▶ Entries:
○ ○ ○
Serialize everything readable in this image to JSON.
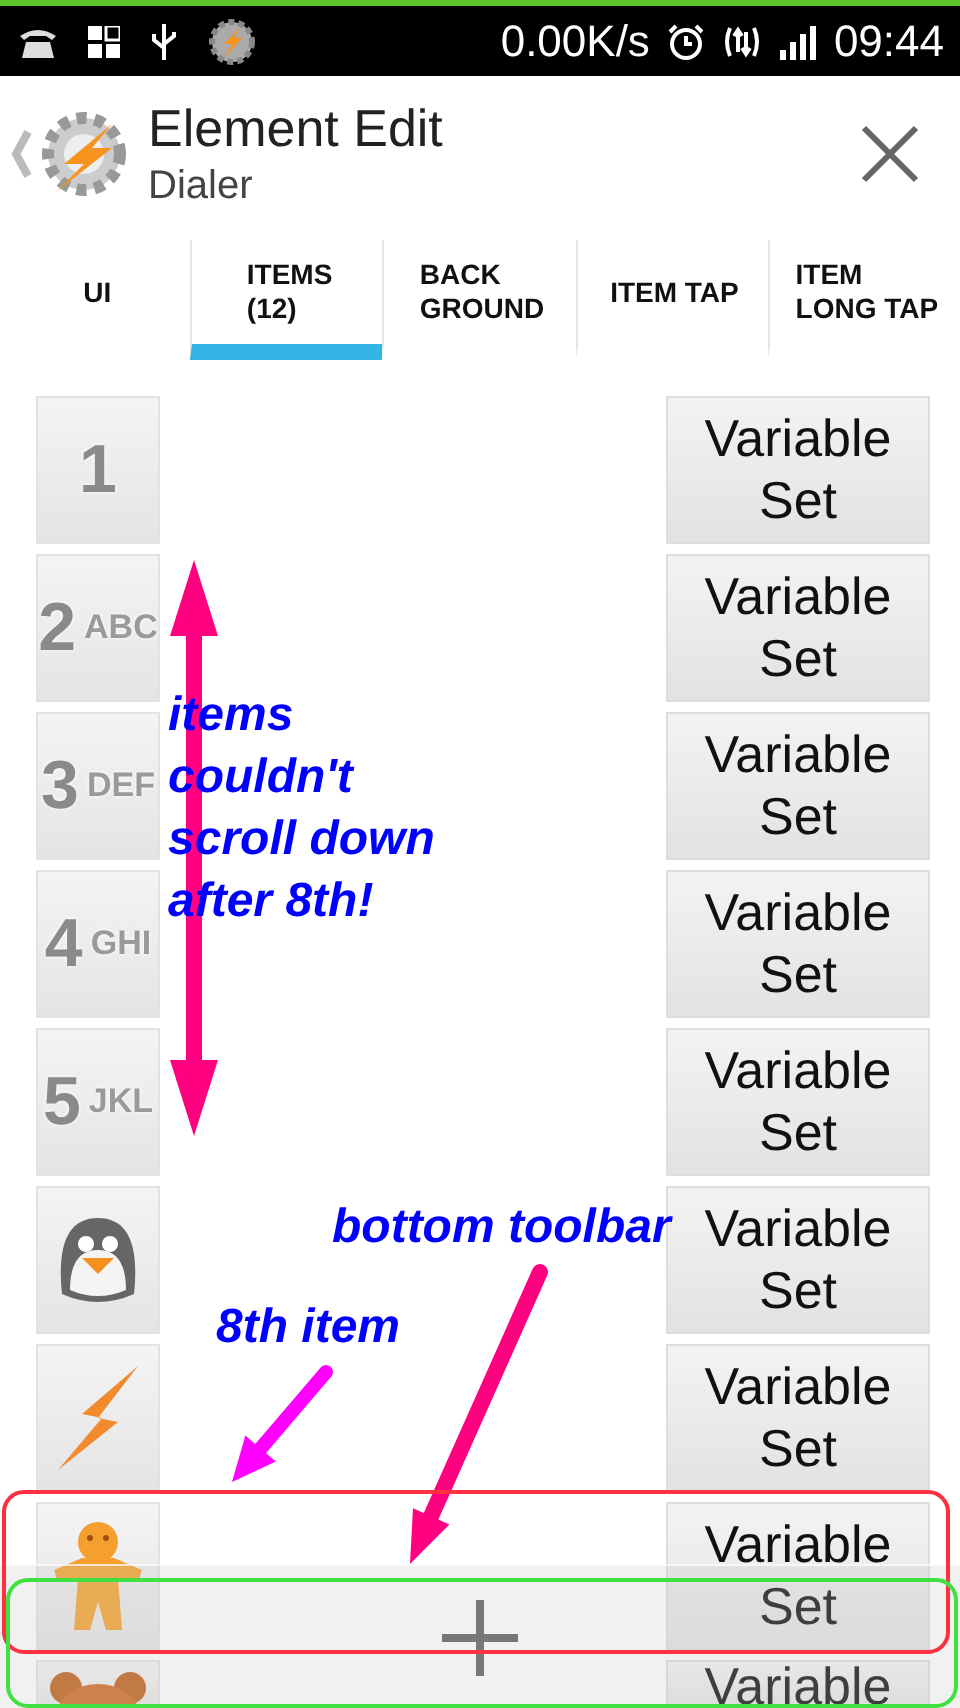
{
  "status_bar": {
    "speed": "0.00K/s",
    "time": "09:44"
  },
  "header": {
    "title": "Element Edit",
    "subtitle": "Dialer"
  },
  "tabs": [
    {
      "label": "UI",
      "selected": false
    },
    {
      "label": "ITEMS\n(12)",
      "selected": true
    },
    {
      "label": "BACK\nGROUND",
      "selected": false
    },
    {
      "label": "ITEM TAP",
      "selected": false
    },
    {
      "label": "ITEM\nLONG TAP",
      "selected": false
    }
  ],
  "items": [
    {
      "kind": "keypad",
      "digit": "1",
      "button": "Variable\nSet"
    },
    {
      "kind": "keypad",
      "digit": "2",
      "letters": "ABC",
      "button": "Variable\nSet"
    },
    {
      "kind": "keypad",
      "digit": "3",
      "letters": "DEF",
      "button": "Variable\nSet"
    },
    {
      "kind": "keypad",
      "digit": "4",
      "letters": "GHI",
      "button": "Variable\nSet"
    },
    {
      "kind": "keypad",
      "digit": "5",
      "letters": "JKL",
      "button": "Variable\nSet"
    },
    {
      "kind": "penguin",
      "button": "Variable\nSet"
    },
    {
      "kind": "bolt",
      "button": "Variable\nSet"
    },
    {
      "kind": "gingerbread",
      "button": "Variable\nSet"
    },
    {
      "kind": "bear",
      "button": "Variable"
    }
  ],
  "annotations": [
    {
      "text": "items couldn't scroll down after 8th!"
    },
    {
      "text": "bottom toolbar"
    },
    {
      "text": "8th item"
    }
  ]
}
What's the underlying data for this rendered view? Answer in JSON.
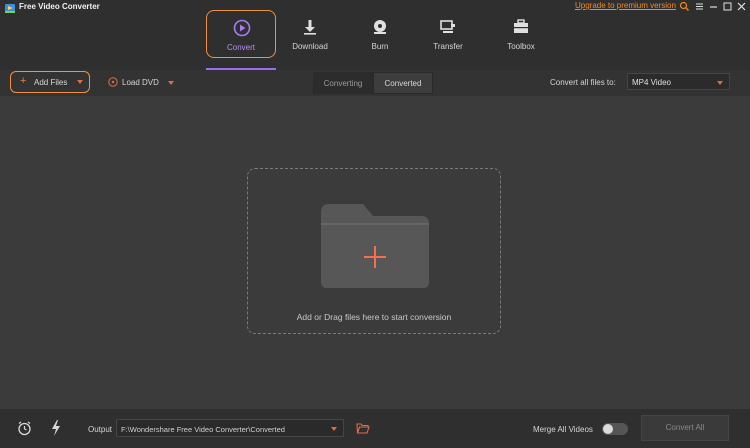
{
  "window": {
    "title": "Free Video Converter",
    "upgrade_link": "Upgrade to premium version"
  },
  "nav": {
    "tabs": [
      {
        "label": "Convert",
        "icon": "convert-play-icon",
        "active": true
      },
      {
        "label": "Download",
        "icon": "download-icon",
        "active": false
      },
      {
        "label": "Burn",
        "icon": "burn-disc-icon",
        "active": false
      },
      {
        "label": "Transfer",
        "icon": "transfer-icon",
        "active": false
      },
      {
        "label": "Toolbox",
        "icon": "toolbox-icon",
        "active": false
      }
    ]
  },
  "toolbar": {
    "add_files": "Add Files",
    "load_dvd": "Load DVD",
    "segments": [
      "Converting",
      "Converted"
    ],
    "selected_segment": "Converted",
    "convert_all_label": "Convert all files to:",
    "format_value": "MP4 Video"
  },
  "main": {
    "drop_text": "Add or Drag files here to start conversion"
  },
  "bottom": {
    "output_label": "Output",
    "output_path": "F:\\Wondershare Free Video Converter\\Converted",
    "merge_label": "Merge All Videos",
    "merge_on": false,
    "convert_all_button": "Convert All"
  },
  "colors": {
    "accent_orange": "#f0913a",
    "accent_purple": "#9b6cf0",
    "background": "#3b3b3b",
    "bar": "#2f2f2f"
  }
}
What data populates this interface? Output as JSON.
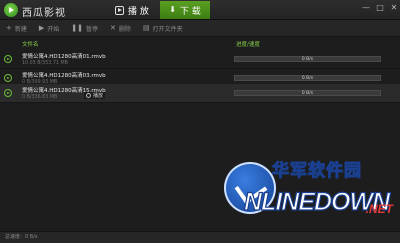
{
  "app": {
    "title": "西瓜影视"
  },
  "nav": {
    "play_label": "播 放",
    "download_label": "下 载"
  },
  "window": {
    "minimize": "—",
    "maximize": "□",
    "close": "✕"
  },
  "toolbar": {
    "items": [
      {
        "label": "新建",
        "icon": "plus-icon"
      },
      {
        "label": "开始",
        "icon": "play-icon"
      },
      {
        "label": "暂停",
        "icon": "pause-icon"
      },
      {
        "label": "删除",
        "icon": "close-icon"
      },
      {
        "label": "打开文件夹",
        "icon": "folder-icon"
      }
    ]
  },
  "columns": {
    "name": "文件名",
    "progress": "进度/速度"
  },
  "rows": [
    {
      "name": "爱情公寓4.HD1280高清01.rmvb",
      "size": "10.03 B/353.71 MB",
      "progress_text": "0 B/s",
      "progress": 0.0
    },
    {
      "name": "爱情公寓4.HD1280高清03.rmvb",
      "size": "0 B/399.93 MB",
      "progress_text": "0 B/s",
      "progress": 0.0
    },
    {
      "name": "爱情公寓4.HD1280高清15.rmvb",
      "size": "0 B/336.83 MB",
      "progress_text": "0 B/s",
      "progress": 0.0
    }
  ],
  "tooltip": {
    "label": "播放"
  },
  "watermark": {
    "cn": "华军软件园",
    "en": "NLINEDOWN",
    "net": ".NET"
  },
  "status": {
    "text": "总速度：0 B/s"
  },
  "colors": {
    "accent": "#5aa022",
    "background": "#1d1d1d"
  }
}
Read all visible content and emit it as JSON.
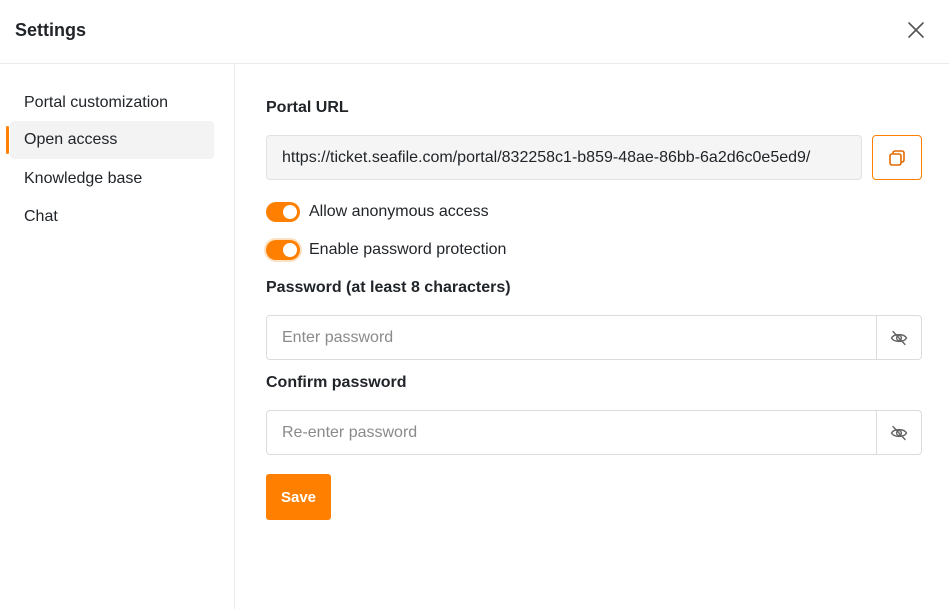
{
  "dialog": {
    "title": "Settings",
    "close_icon": "close-icon"
  },
  "sidebar": {
    "items": [
      {
        "label": "Portal customization",
        "active": false
      },
      {
        "label": "Open access",
        "active": true
      },
      {
        "label": "Knowledge base",
        "active": false
      },
      {
        "label": "Chat",
        "active": false
      }
    ]
  },
  "main": {
    "portal_url_label": "Portal URL",
    "portal_url_value": "https://ticket.seafile.com/portal/832258c1-b859-48ae-86bb-6a2d6c0e5ed9/",
    "copy_icon": "copy-icon",
    "toggles": [
      {
        "label": "Allow anonymous access",
        "checked": true
      },
      {
        "label": "Enable password protection",
        "checked": true
      }
    ],
    "password_label": "Password (at least 8 characters)",
    "password_placeholder": "Enter password",
    "confirm_label": "Confirm password",
    "confirm_placeholder": "Re-enter password",
    "eye_icon": "eye-off-icon",
    "save_label": "Save"
  },
  "colors": {
    "accent": "#ff8000",
    "active_nav_bg": "#f3f3f3",
    "border": "#e9ecef"
  }
}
○ ○ ○
▶ Work to do: Nothing in the entries above should change when they are printed again, except that the pictures are dropped.

▶ Complete response:
Serialize everything readable in this image to JSON.
{
  "status_bar": {
    "speed": "0.00K/s",
    "time": "09:44"
  },
  "header": {
    "title": "Element Edit",
    "subtitle": "Dialer"
  },
  "tabs": [
    {
      "label": "UI",
      "selected": false
    },
    {
      "label": "ITEMS\n(12)",
      "selected": true
    },
    {
      "label": "BACK\nGROUND",
      "selected": false
    },
    {
      "label": "ITEM TAP",
      "selected": false
    },
    {
      "label": "ITEM\nLONG TAP",
      "selected": false
    }
  ],
  "items": [
    {
      "kind": "keypad",
      "digit": "1",
      "button": "Variable\nSet"
    },
    {
      "kind": "keypad",
      "digit": "2",
      "letters": "ABC",
      "button": "Variable\nSet"
    },
    {
      "kind": "keypad",
      "digit": "3",
      "letters": "DEF",
      "button": "Variable\nSet"
    },
    {
      "kind": "keypad",
      "digit": "4",
      "letters": "GHI",
      "button": "Variable\nSet"
    },
    {
      "kind": "keypad",
      "digit": "5",
      "letters": "JKL",
      "button": "Variable\nSet"
    },
    {
      "kind": "penguin",
      "button": "Variable\nSet"
    },
    {
      "kind": "bolt",
      "button": "Variable\nSet"
    },
    {
      "kind": "gingerbread",
      "button": "Variable\nSet"
    },
    {
      "kind": "bear",
      "button": "Variable"
    }
  ],
  "annotations": [
    {
      "text": "items couldn't scroll down after 8th!"
    },
    {
      "text": "bottom toolbar"
    },
    {
      "text": "8th item"
    }
  ]
}
What's the underlying data for this rendered view? Answer in JSON.
{
  "window": {
    "title": "Free Video Converter",
    "upgrade_link": "Upgrade to premium version"
  },
  "nav": {
    "tabs": [
      {
        "label": "Convert",
        "icon": "convert-play-icon",
        "active": true
      },
      {
        "label": "Download",
        "icon": "download-icon",
        "active": false
      },
      {
        "label": "Burn",
        "icon": "burn-disc-icon",
        "active": false
      },
      {
        "label": "Transfer",
        "icon": "transfer-icon",
        "active": false
      },
      {
        "label": "Toolbox",
        "icon": "toolbox-icon",
        "active": false
      }
    ]
  },
  "toolbar": {
    "add_files": "Add Files",
    "load_dvd": "Load DVD",
    "segments": [
      "Converting",
      "Converted"
    ],
    "selected_segment": "Converted",
    "convert_all_label": "Convert all files to:",
    "format_value": "MP4 Video"
  },
  "main": {
    "drop_text": "Add or Drag files here to start conversion"
  },
  "bottom": {
    "output_label": "Output",
    "output_path": "F:\\Wondershare Free Video Converter\\Converted",
    "merge_label": "Merge All Videos",
    "merge_on": false,
    "convert_all_button": "Convert All"
  },
  "colors": {
    "accent_orange": "#f0913a",
    "accent_purple": "#9b6cf0",
    "background": "#3b3b3b",
    "bar": "#2f2f2f"
  }
}
What data populates this interface? Output as JSON.
{
  "app": {
    "title": "西瓜影视"
  },
  "nav": {
    "play_label": "播 放",
    "download_label": "下 载"
  },
  "window": {
    "minimize": "—",
    "maximize": "□",
    "close": "✕"
  },
  "toolbar": {
    "items": [
      {
        "label": "新建",
        "icon": "plus-icon"
      },
      {
        "label": "开始",
        "icon": "play-icon"
      },
      {
        "label": "暂停",
        "icon": "pause-icon"
      },
      {
        "label": "删除",
        "icon": "close-icon"
      },
      {
        "label": "打开文件夹",
        "icon": "folder-icon"
      }
    ]
  },
  "columns": {
    "name": "文件名",
    "progress": "进度/速度"
  },
  "rows": [
    {
      "name": "爱情公寓4.HD1280高清01.rmvb",
      "size": "10.03 B/353.71 MB",
      "progress_text": "0 B/s",
      "progress": 0.0
    },
    {
      "name": "爱情公寓4.HD1280高清03.rmvb",
      "size": "0 B/399.93 MB",
      "progress_text": "0 B/s",
      "progress": 0.0
    },
    {
      "name": "爱情公寓4.HD1280高清15.rmvb",
      "size": "0 B/336.83 MB",
      "progress_text": "0 B/s",
      "progress": 0.0
    }
  ],
  "tooltip": {
    "label": "播放"
  },
  "watermark": {
    "cn": "华军软件园",
    "en": "NLINEDOWN",
    "net": ".NET"
  },
  "status": {
    "text": "总速度：0 B/s"
  },
  "colors": {
    "accent": "#5aa022",
    "background": "#1d1d1d"
  }
}
Read all visible content and emit it as JSON.
{
  "dialog": {
    "title": "Settings",
    "close_icon": "close-icon"
  },
  "sidebar": {
    "items": [
      {
        "label": "Portal customization",
        "active": false
      },
      {
        "label": "Open access",
        "active": true
      },
      {
        "label": "Knowledge base",
        "active": false
      },
      {
        "label": "Chat",
        "active": false
      }
    ]
  },
  "main": {
    "portal_url_label": "Portal URL",
    "portal_url_value": "https://ticket.seafile.com/portal/832258c1-b859-48ae-86bb-6a2d6c0e5ed9/",
    "copy_icon": "copy-icon",
    "toggles": [
      {
        "label": "Allow anonymous access",
        "checked": true
      },
      {
        "label": "Enable password protection",
        "checked": true
      }
    ],
    "password_label": "Password (at least 8 characters)",
    "password_placeholder": "Enter password",
    "confirm_label": "Confirm password",
    "confirm_placeholder": "Re-enter password",
    "eye_icon": "eye-off-icon",
    "save_label": "Save"
  },
  "colors": {
    "accent": "#ff8000",
    "active_nav_bg": "#f3f3f3",
    "border": "#e9ecef"
  }
}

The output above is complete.